▶ EXERCISE DIRECTIONS: Set all the material down again unchanged, without the pictures.

▶ RECORDS FOR THIS TASK:

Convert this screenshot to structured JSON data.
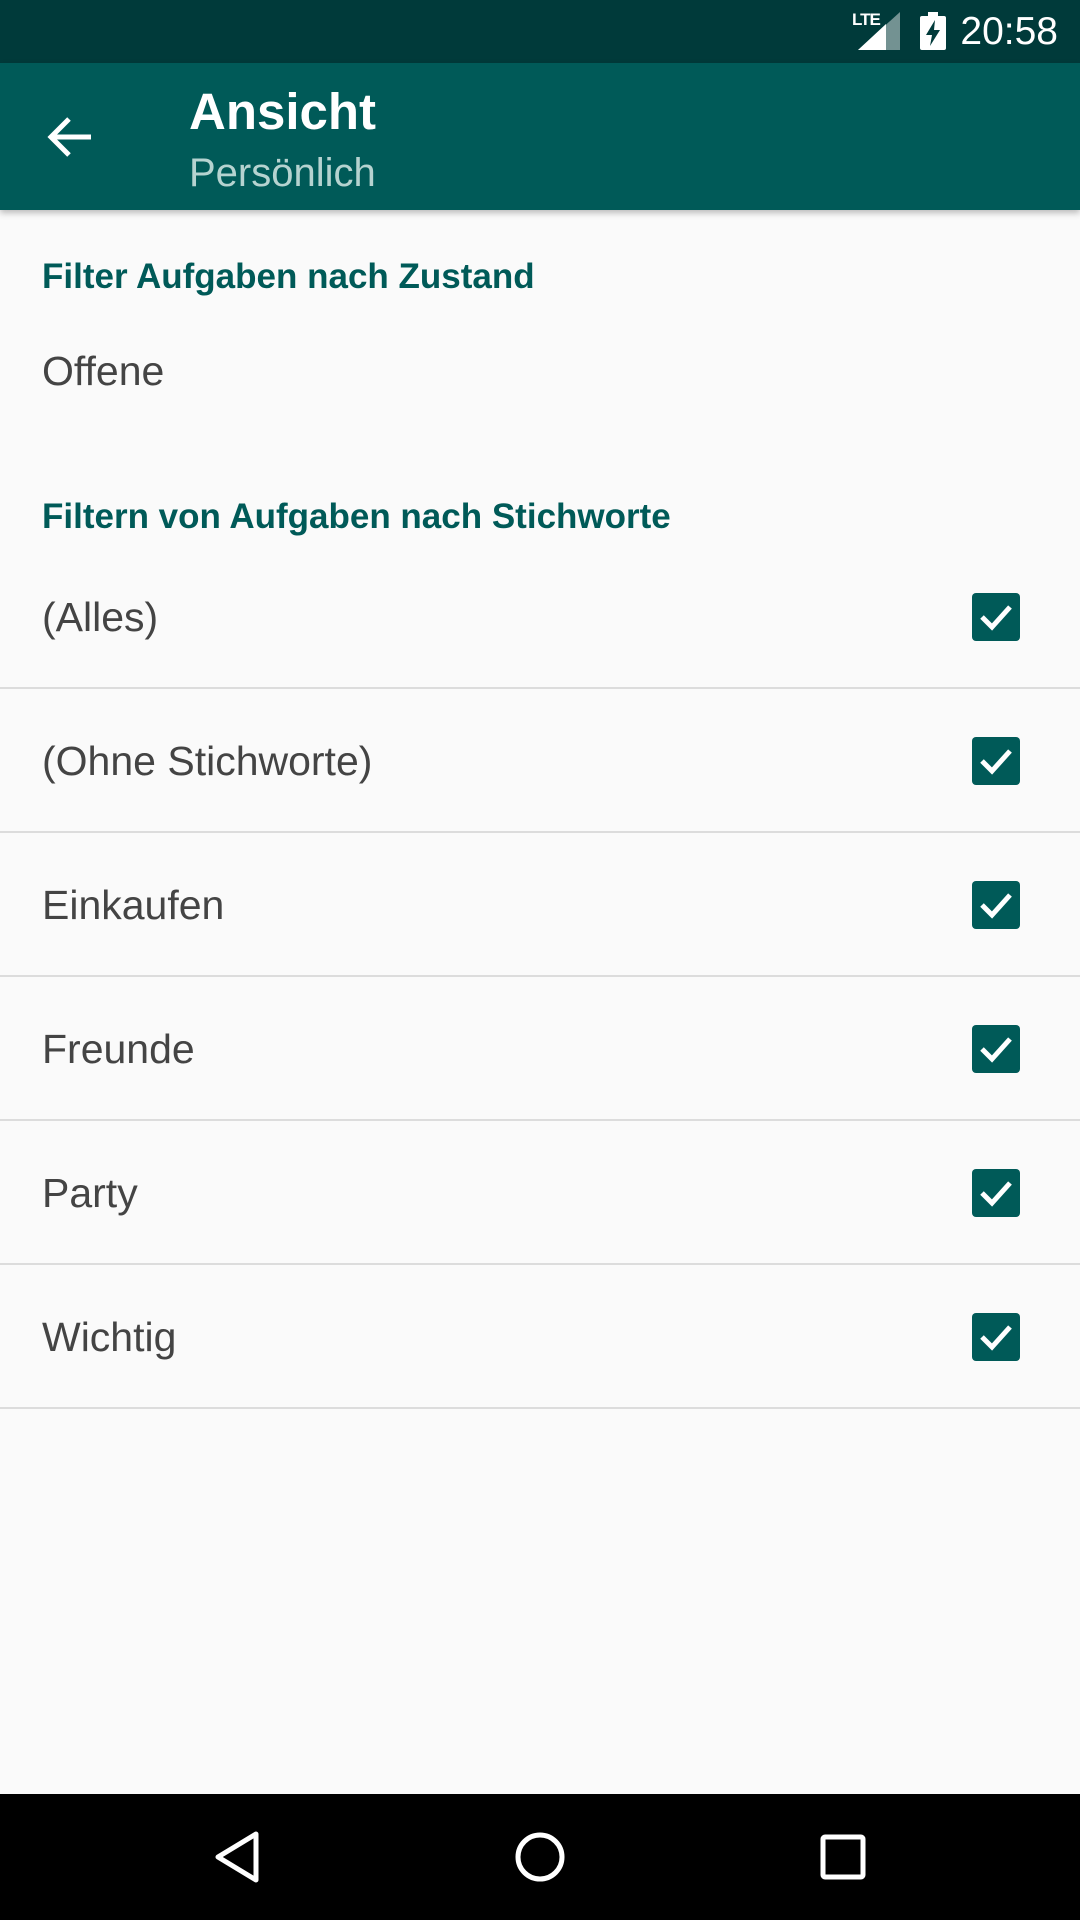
{
  "status_bar": {
    "network_label": "LTE",
    "time": "20:58"
  },
  "app_bar": {
    "title": "Ansicht",
    "subtitle": "Persönlich",
    "back_icon": "arrow-back-icon"
  },
  "state_filter": {
    "header": "Filter Aufgaben nach Zustand",
    "value": "Offene"
  },
  "tag_filter": {
    "header": "Filtern von Aufgaben nach Stichworte",
    "items": [
      {
        "label": "(Alles)",
        "checked": true
      },
      {
        "label": "(Ohne Stichworte)",
        "checked": true
      },
      {
        "label": "Einkaufen",
        "checked": true
      },
      {
        "label": "Freunde",
        "checked": true
      },
      {
        "label": "Party",
        "checked": true
      },
      {
        "label": "Wichtig",
        "checked": true
      }
    ]
  },
  "colors": {
    "status_bar": "#003a3a",
    "app_bar": "#005a58",
    "accent": "#005a58",
    "background": "#fafafa"
  },
  "nav_bar": {
    "icons": [
      "back-triangle-icon",
      "home-circle-icon",
      "recents-square-icon"
    ]
  }
}
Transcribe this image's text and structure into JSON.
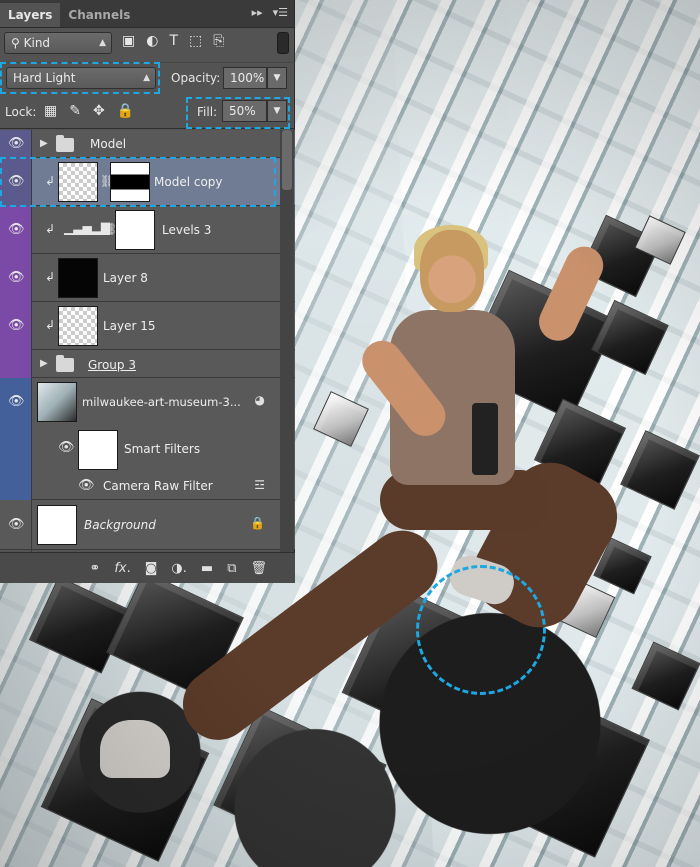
{
  "panel": {
    "tabs": [
      {
        "label": "Layers",
        "active": true
      },
      {
        "label": "Channels",
        "active": false
      }
    ],
    "menu_icons": [
      "collapse-icon",
      "panel-menu-icon"
    ]
  },
  "filter": {
    "kind_label": "Kind",
    "icons": [
      "pixel-filter-icon",
      "adjustment-filter-icon",
      "type-filter-icon",
      "shape-filter-icon",
      "smart-object-filter-icon"
    ]
  },
  "blend": {
    "mode": "Hard Light",
    "opacity_label": "Opacity:",
    "opacity_value": "100%",
    "lock_label": "Lock:",
    "fill_label": "Fill:",
    "fill_value": "50%"
  },
  "layers": [
    {
      "name": "Model",
      "type": "group",
      "stripe": "#5a5a8c"
    },
    {
      "name": "Model copy",
      "type": "layer",
      "selected": true,
      "clipped": true,
      "stripe": "#5a5a8c"
    },
    {
      "name": "Levels 3",
      "type": "adjustment",
      "clipped": true,
      "stripe": "#7a4aa6"
    },
    {
      "name": "Layer 8",
      "type": "layer",
      "clipped": true,
      "stripe": "#7a4aa6"
    },
    {
      "name": "Layer 15",
      "type": "layer",
      "clipped": true,
      "stripe": "#7a4aa6"
    },
    {
      "name": "Group 3",
      "type": "group",
      "stripe": "#7a4aa6"
    },
    {
      "name": "milwaukee-art-museum-3...",
      "type": "smart",
      "stripe": "#44609a"
    },
    {
      "name": "Smart Filters",
      "type": "smart-filters",
      "stripe": "#44609a"
    },
    {
      "name": "Camera Raw Filter",
      "type": "filter",
      "stripe": "#44609a"
    },
    {
      "name": "Background",
      "type": "background",
      "stripe": "#535353"
    }
  ],
  "footer_icons": [
    "link-layers-icon",
    "fx-icon",
    "add-mask-icon",
    "new-adjustment-icon",
    "new-group-icon",
    "new-layer-icon",
    "delete-icon"
  ],
  "colors": {
    "highlight_dash": "#1ea7e1",
    "selected_row": "#6f7c93",
    "panel_bg": "#535353"
  }
}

▶ RESPONSE:
Convert this screenshot to structured JSON data.
{
  "status_bar": {
    "network_label": "LTE",
    "time": "20:58"
  },
  "app_bar": {
    "title": "Ansicht",
    "subtitle": "Persönlich",
    "back_icon": "arrow-back-icon"
  },
  "state_filter": {
    "header": "Filter Aufgaben nach Zustand",
    "value": "Offene"
  },
  "tag_filter": {
    "header": "Filtern von Aufgaben nach Stichworte",
    "items": [
      {
        "label": "(Alles)",
        "checked": true
      },
      {
        "label": "(Ohne Stichworte)",
        "checked": true
      },
      {
        "label": "Einkaufen",
        "checked": true
      },
      {
        "label": "Freunde",
        "checked": true
      },
      {
        "label": "Party",
        "checked": true
      },
      {
        "label": "Wichtig",
        "checked": true
      }
    ]
  },
  "colors": {
    "status_bar": "#003a3a",
    "app_bar": "#005a58",
    "accent": "#005a58",
    "background": "#fafafa"
  },
  "nav_bar": {
    "icons": [
      "back-triangle-icon",
      "home-circle-icon",
      "recents-square-icon"
    ]
  }
}
Transcribe this image's text and structure into JSON.
{
  "panel": {
    "tabs": [
      {
        "label": "Layers",
        "active": true
      },
      {
        "label": "Channels",
        "active": false
      }
    ],
    "menu_icons": [
      "collapse-icon",
      "panel-menu-icon"
    ]
  },
  "filter": {
    "kind_label": "Kind",
    "icons": [
      "pixel-filter-icon",
      "adjustment-filter-icon",
      "type-filter-icon",
      "shape-filter-icon",
      "smart-object-filter-icon"
    ]
  },
  "blend": {
    "mode": "Hard Light",
    "opacity_label": "Opacity:",
    "opacity_value": "100%",
    "lock_label": "Lock:",
    "fill_label": "Fill:",
    "fill_value": "50%"
  },
  "layers": [
    {
      "name": "Model",
      "type": "group",
      "stripe": "#5a5a8c"
    },
    {
      "name": "Model copy",
      "type": "layer",
      "selected": true,
      "clipped": true,
      "stripe": "#5a5a8c"
    },
    {
      "name": "Levels 3",
      "type": "adjustment",
      "clipped": true,
      "stripe": "#7a4aa6"
    },
    {
      "name": "Layer 8",
      "type": "layer",
      "clipped": true,
      "stripe": "#7a4aa6"
    },
    {
      "name": "Layer 15",
      "type": "layer",
      "clipped": true,
      "stripe": "#7a4aa6"
    },
    {
      "name": "Group 3",
      "type": "group",
      "stripe": "#7a4aa6"
    },
    {
      "name": "milwaukee-art-museum-3...",
      "type": "smart",
      "stripe": "#44609a"
    },
    {
      "name": "Smart Filters",
      "type": "smart-filters",
      "stripe": "#44609a"
    },
    {
      "name": "Camera Raw Filter",
      "type": "filter",
      "stripe": "#44609a"
    },
    {
      "name": "Background",
      "type": "background",
      "stripe": "#535353"
    }
  ],
  "footer_icons": [
    "link-layers-icon",
    "fx-icon",
    "add-mask-icon",
    "new-adjustment-icon",
    "new-group-icon",
    "new-layer-icon",
    "delete-icon"
  ],
  "colors": {
    "highlight_dash": "#1ea7e1",
    "selected_row": "#6f7c93",
    "panel_bg": "#535353"
  }
}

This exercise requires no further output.